* begin Data rows *
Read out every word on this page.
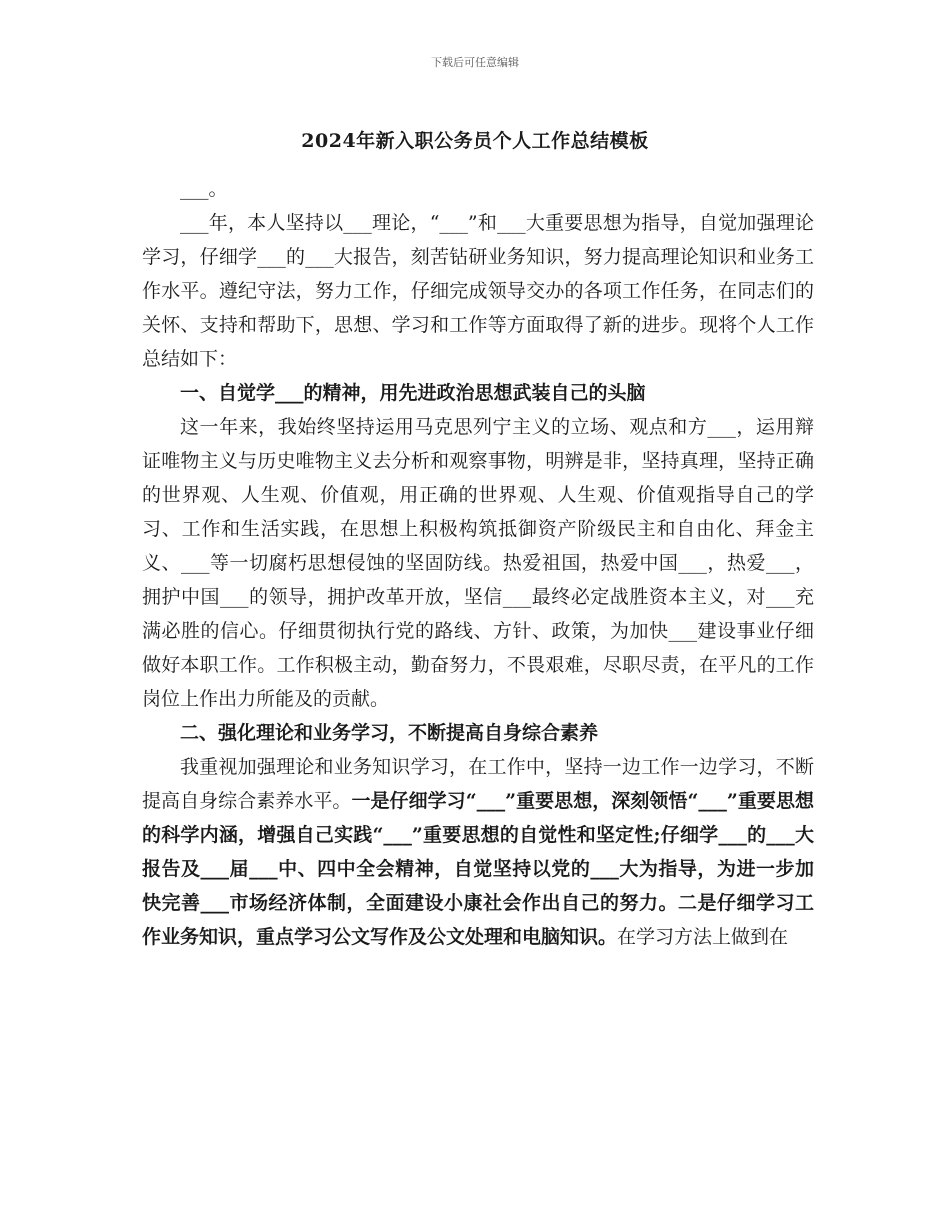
下载后可任意编辑
2024年新入职公务员个人工作总结模板

___。

___年，本人坚持以___理论，“___”和___大重要思想为指导，自觉加强理论学习，仔细学___的___大报告，刻苦钻研业务知识，努力提高理论知识和业务工作水平。遵纪守法，努力工作，仔细完成领导交办的各项工作任务，在同志们的关怀、支持和帮助下，思想、学习和工作等方面取得了新的进步。现将个人工作总结如下：

一、自觉学___的精神，用先进政治思想武装自己的头脑

这一年来，我始终坚持运用马克思列宁主义的立场、观点和方___，运用辩证唯物主义与历史唯物主义去分析和观察事物，明辨是非，坚持真理，坚持正确的世界观、人生观、价值观，用正确的世界观、人生观、价值观指导自己的学习、工作和生活实践，在思想上积极构筑抵御资产阶级民主和自由化、拜金主义、___等一切腐朽思想侵蚀的坚固防线。热爱祖国，热爱中国___，热爱___，拥护中国___的领导，拥护改革开放，坚信___最终必定战胜资本主义，对___充满必胜的信心。仔细贯彻执行党的路线、方针、政策，为加快___建设事业仔细做好本职工作。工作积极主动，勤奋努力，不畏艰难，尽职尽责，在平凡的工作岗位上作出力所能及的贡献。

二、强化理论和业务学习，不断提高自身综合素养

我重视加强理论和业务知识学习，在工作中，坚持一边工作一边学习，不断提高自身综合素养水平。一是仔细学习“___”重要思想，深刻领悟“___”重要思想的科学内涵，增强自己实践“___”重要思想的自觉性和坚定性;仔细学___的___大报告及___届___中、四中全会精神，自觉坚持以党的___大为指导，为进一步加快完善___市场经济体制，全面建设小康社会作出自己的努力。二是仔细学习工作业务知识，重点学习公文写作及公文处理和电脑知识。在学习方法上做到在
* end Data rows *
§ Requirements
Quote the entries above word for word. Leave the images out.

§ Result of the task
Read out every word on this page.
下载后可任意编辑
2024年新入职公务员个人工作总结模板

___。

___年，本人坚持以___理论，“___”和___大重要思想为指导，自觉加强理论学习，仔细学___的___大报告，刻苦钻研业务知识，努力提高理论知识和业务工作水平。遵纪守法，努力工作，仔细完成领导交办的各项工作任务，在同志们的关怀、支持和帮助下，思想、学习和工作等方面取得了新的进步。现将个人工作总结如下：

一、自觉学___的精神，用先进政治思想武装自己的头脑

这一年来，我始终坚持运用马克思列宁主义的立场、观点和方___，运用辩证唯物主义与历史唯物主义去分析和观察事物，明辨是非，坚持真理，坚持正确的世界观、人生观、价值观，用正确的世界观、人生观、价值观指导自己的学习、工作和生活实践，在思想上积极构筑抵御资产阶级民主和自由化、拜金主义、___等一切腐朽思想侵蚀的坚固防线。热爱祖国，热爱中国___，热爱___，拥护中国___的领导，拥护改革开放，坚信___最终必定战胜资本主义，对___充满必胜的信心。仔细贯彻执行党的路线、方针、政策，为加快___建设事业仔细做好本职工作。工作积极主动，勤奋努力，不畏艰难，尽职尽责，在平凡的工作岗位上作出力所能及的贡献。

二、强化理论和业务学习，不断提高自身综合素养

我重视加强理论和业务知识学习，在工作中，坚持一边工作一边学习，不断提高自身综合素养水平。一是仔细学习“___”重要思想，深刻领悟“___”重要思想的科学内涵，增强自己实践“___”重要思想的自觉性和坚定性;仔细学___的___大报告及___届___中、四中全会精神，自觉坚持以党的___大为指导，为进一步加快完善___市场经济体制，全面建设小康社会作出自己的努力。二是仔细学习工作业务知识，重点学习公文写作及公文处理和电脑知识。在学习方法上做到在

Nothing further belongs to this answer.